begin Excerpted data

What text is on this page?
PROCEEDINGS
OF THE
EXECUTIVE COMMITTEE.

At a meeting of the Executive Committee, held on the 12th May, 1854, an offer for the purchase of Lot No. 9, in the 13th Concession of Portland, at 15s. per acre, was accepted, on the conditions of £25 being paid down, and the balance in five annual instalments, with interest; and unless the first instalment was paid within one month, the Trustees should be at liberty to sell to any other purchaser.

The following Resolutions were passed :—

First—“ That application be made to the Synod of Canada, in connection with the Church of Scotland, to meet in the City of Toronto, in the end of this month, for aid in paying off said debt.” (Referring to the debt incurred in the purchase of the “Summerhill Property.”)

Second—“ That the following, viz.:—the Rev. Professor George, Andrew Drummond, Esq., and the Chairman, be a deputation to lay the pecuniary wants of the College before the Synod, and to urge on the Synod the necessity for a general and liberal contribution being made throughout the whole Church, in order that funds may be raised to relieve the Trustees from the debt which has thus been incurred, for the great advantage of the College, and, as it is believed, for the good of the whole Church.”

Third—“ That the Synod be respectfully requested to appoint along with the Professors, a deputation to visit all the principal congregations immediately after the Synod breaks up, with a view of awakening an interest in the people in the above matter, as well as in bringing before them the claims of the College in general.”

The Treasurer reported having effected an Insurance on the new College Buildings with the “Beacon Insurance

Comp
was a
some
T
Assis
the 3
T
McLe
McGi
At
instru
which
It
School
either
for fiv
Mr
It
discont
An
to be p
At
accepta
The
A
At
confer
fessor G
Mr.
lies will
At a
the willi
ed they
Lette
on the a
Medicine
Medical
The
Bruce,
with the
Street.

end Excerpted data

The problem:
Identify and copy the lines holding the word "which".

Problem solution:
Second—“ That the following, viz.:—the Rev. Professor George, Andrew Drummond, Esq., and the Chairman, be a deputation to lay the pecuniary wants of the College before the Synod, and to urge on the Synod the necessity for a general and liberal contribution being made throughout the whole Church, in order that funds may be raised to relieve the Trustees from the debt which has thus been incurred, for the great advantage of the College, and, as it is believed, for the good of the whole Church.”
which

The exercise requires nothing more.